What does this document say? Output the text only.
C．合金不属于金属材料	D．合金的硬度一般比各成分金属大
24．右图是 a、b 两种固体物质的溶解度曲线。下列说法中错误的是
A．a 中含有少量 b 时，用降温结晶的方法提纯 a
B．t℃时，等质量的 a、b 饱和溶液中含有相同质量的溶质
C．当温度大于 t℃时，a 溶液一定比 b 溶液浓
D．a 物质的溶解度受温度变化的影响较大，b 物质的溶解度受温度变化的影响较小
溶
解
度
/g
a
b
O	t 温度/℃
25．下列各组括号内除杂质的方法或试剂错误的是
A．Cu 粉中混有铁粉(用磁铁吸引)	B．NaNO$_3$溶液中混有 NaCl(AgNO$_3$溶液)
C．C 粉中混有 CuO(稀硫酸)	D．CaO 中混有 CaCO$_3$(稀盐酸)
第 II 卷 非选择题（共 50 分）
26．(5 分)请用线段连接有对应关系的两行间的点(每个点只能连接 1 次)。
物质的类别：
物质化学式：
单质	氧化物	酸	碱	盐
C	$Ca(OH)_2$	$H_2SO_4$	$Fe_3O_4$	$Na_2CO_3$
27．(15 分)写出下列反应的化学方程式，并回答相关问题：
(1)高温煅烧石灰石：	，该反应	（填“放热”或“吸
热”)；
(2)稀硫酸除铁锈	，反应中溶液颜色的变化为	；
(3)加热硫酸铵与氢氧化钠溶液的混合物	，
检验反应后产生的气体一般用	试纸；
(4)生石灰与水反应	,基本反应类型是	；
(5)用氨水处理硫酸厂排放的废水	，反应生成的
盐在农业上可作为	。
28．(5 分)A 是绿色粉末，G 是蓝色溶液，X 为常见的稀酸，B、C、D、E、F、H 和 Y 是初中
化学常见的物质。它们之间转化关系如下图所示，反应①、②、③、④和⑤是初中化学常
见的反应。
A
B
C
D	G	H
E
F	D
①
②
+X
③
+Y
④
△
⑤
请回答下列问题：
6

========

Task instructions — Take the lines above and retype all of them exactly.

Task solution —
What does this document say? Output the text only.
C．合金不属于金属材料	D．合金的硬度一般比各成分金属大
24．右图是 a、b 两种固体物质的溶解度曲线。下列说法中错误的是
A．a 中含有少量 b 时，用降温结晶的方法提纯 a
B．t℃时，等质量的 a、b 饱和溶液中含有相同质量的溶质
C．当温度大于 t℃时，a 溶液一定比 b 溶液浓
D．a 物质的溶解度受温度变化的影响较大，b 物质的溶解度受温度变化的影响较小
溶
解
度
/g
a
b
O	t 温度/℃
25．下列各组括号内除杂质的方法或试剂错误的是
A．Cu 粉中混有铁粉(用磁铁吸引)	B．NaNO$_3$溶液中混有 NaCl(AgNO$_3$溶液)
C．C 粉中混有 CuO(稀硫酸)	D．CaO 中混有 CaCO$_3$(稀盐酸)
第 II 卷 非选择题（共 50 分）
26．(5 分)请用线段连接有对应关系的两行间的点(每个点只能连接 1 次)。
物质的类别：
物质化学式：
单质	氧化物	酸	碱	盐
C	$Ca(OH)_2$	$H_2SO_4$	$Fe_3O_4$	$Na_2CO_3$
27．(15 分)写出下列反应的化学方程式，并回答相关问题：
(1)高温煅烧石灰石：	，该反应	（填“放热”或“吸
热”)；
(2)稀硫酸除铁锈	，反应中溶液颜色的变化为	；
(3)加热硫酸铵与氢氧化钠溶液的混合物	，
检验反应后产生的气体一般用	试纸；
(4)生石灰与水反应	,基本反应类型是	；
(5)用氨水处理硫酸厂排放的废水	，反应生成的
盐在农业上可作为	。
28．(5 分)A 是绿色粉末，G 是蓝色溶液，X 为常见的稀酸，B、C、D、E、F、H 和 Y 是初中
化学常见的物质。它们之间转化关系如下图所示，反应①、②、③、④和⑤是初中化学常
见的反应。
A
B
C
D	G	H
E
F	D
①
②
+X
③
+Y
④
△
⑤
请回答下列问题：
6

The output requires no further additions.